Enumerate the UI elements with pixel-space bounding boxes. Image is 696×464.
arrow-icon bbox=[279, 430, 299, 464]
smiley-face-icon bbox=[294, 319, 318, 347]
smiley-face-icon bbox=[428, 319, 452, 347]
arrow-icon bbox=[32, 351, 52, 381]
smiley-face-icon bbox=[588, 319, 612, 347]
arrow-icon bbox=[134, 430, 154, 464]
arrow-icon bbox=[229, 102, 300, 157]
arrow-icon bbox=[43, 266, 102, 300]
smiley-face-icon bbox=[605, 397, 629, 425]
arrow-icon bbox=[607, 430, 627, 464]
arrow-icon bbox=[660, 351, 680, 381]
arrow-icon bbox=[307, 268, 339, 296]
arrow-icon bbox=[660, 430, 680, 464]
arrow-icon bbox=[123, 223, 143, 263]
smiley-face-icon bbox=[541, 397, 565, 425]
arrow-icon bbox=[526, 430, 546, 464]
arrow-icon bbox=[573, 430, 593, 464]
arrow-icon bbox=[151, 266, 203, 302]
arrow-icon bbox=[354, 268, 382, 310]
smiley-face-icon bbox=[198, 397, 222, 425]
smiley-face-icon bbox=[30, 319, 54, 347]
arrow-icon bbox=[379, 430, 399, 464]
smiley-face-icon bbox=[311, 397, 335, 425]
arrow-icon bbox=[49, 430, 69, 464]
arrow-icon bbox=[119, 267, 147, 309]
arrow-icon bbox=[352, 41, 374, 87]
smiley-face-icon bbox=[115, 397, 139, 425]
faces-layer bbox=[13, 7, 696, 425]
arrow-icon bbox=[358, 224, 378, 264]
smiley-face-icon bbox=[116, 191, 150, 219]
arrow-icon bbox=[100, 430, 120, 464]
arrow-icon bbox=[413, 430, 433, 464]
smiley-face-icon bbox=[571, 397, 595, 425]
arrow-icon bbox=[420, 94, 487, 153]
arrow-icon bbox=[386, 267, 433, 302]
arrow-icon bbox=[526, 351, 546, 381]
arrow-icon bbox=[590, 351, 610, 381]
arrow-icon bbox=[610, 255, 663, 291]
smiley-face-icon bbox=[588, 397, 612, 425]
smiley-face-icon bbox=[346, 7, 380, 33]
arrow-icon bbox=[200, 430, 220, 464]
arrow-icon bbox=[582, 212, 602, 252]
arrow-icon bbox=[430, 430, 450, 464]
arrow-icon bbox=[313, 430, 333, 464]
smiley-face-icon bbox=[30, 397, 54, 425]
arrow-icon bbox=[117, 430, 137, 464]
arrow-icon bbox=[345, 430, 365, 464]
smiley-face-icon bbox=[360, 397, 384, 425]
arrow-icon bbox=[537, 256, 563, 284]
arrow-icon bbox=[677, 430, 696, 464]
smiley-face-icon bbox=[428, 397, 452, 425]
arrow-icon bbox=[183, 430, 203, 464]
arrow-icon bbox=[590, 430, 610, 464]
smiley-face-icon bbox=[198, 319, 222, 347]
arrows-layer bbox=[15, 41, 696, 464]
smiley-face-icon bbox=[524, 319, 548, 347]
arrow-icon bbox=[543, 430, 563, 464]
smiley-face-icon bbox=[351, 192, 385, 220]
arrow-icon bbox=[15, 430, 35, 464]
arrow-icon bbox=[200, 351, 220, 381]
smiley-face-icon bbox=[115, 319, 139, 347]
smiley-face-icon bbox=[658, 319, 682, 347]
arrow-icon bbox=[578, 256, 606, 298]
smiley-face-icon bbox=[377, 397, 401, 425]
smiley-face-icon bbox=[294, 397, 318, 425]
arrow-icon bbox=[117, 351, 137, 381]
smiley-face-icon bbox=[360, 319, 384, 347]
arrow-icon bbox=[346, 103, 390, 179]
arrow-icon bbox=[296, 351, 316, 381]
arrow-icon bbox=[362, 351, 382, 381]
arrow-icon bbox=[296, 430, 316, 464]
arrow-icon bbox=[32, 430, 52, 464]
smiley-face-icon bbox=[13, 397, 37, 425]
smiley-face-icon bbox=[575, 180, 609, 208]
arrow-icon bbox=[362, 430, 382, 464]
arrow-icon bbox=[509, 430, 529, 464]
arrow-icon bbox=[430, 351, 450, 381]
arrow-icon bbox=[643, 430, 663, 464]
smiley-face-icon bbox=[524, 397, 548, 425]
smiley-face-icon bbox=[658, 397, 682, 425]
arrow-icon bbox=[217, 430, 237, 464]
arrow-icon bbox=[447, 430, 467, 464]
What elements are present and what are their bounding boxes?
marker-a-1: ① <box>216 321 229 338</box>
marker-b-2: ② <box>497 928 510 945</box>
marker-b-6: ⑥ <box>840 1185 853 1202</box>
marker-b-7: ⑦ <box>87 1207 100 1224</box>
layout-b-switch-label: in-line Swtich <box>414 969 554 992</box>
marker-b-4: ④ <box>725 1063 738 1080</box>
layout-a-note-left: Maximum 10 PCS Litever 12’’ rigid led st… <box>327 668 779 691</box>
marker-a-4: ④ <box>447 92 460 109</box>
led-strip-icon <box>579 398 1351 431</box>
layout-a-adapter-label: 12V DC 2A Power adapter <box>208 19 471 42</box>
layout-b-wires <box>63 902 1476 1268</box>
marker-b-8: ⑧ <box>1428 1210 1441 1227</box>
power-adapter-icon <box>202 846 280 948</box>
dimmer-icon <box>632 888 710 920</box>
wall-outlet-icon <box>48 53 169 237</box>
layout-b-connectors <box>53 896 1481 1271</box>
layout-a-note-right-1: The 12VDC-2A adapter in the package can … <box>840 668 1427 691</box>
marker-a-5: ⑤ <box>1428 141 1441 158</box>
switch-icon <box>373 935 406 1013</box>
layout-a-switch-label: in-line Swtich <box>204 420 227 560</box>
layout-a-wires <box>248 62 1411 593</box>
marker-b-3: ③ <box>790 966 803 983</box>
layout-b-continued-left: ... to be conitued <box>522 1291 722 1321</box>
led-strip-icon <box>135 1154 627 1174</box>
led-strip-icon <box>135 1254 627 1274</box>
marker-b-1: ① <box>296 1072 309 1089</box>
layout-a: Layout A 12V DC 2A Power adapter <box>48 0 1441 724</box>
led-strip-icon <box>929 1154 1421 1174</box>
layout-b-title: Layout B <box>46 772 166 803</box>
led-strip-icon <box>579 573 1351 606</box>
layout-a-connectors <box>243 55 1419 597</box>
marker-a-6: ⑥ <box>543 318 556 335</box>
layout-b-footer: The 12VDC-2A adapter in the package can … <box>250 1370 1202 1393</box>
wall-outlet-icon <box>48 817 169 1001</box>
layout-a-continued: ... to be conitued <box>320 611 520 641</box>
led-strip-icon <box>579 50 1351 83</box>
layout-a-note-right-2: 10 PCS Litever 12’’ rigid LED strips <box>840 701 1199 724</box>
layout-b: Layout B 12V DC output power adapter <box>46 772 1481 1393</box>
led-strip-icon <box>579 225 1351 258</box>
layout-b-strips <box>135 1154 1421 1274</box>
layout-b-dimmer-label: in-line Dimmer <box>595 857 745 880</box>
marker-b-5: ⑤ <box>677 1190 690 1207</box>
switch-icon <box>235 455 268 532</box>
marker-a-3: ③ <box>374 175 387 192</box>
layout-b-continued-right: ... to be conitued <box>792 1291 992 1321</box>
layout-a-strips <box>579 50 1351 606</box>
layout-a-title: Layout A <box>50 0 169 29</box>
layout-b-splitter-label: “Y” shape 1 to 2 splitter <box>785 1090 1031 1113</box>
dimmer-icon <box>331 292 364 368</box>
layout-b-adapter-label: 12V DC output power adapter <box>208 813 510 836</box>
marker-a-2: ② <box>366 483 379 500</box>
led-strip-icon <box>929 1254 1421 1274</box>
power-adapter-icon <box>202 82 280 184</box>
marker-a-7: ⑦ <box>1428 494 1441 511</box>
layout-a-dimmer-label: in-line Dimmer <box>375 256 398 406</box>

**DIRECTIVE**
Copy the stretch from the beginning of the rows through the line containing "arrow-icon bbox=[229, 102, 300, 157]", replacing each instance of "smiley-face-icon" with "emoji-icon" and leaving everything else as it stands.

**FULL ANSWER**
Enumerate the UI elements with pixel-space bounding boxes. Image is 696×464.
arrow-icon bbox=[279, 430, 299, 464]
emoji-icon bbox=[294, 319, 318, 347]
emoji-icon bbox=[428, 319, 452, 347]
arrow-icon bbox=[32, 351, 52, 381]
emoji-icon bbox=[588, 319, 612, 347]
arrow-icon bbox=[134, 430, 154, 464]
arrow-icon bbox=[229, 102, 300, 157]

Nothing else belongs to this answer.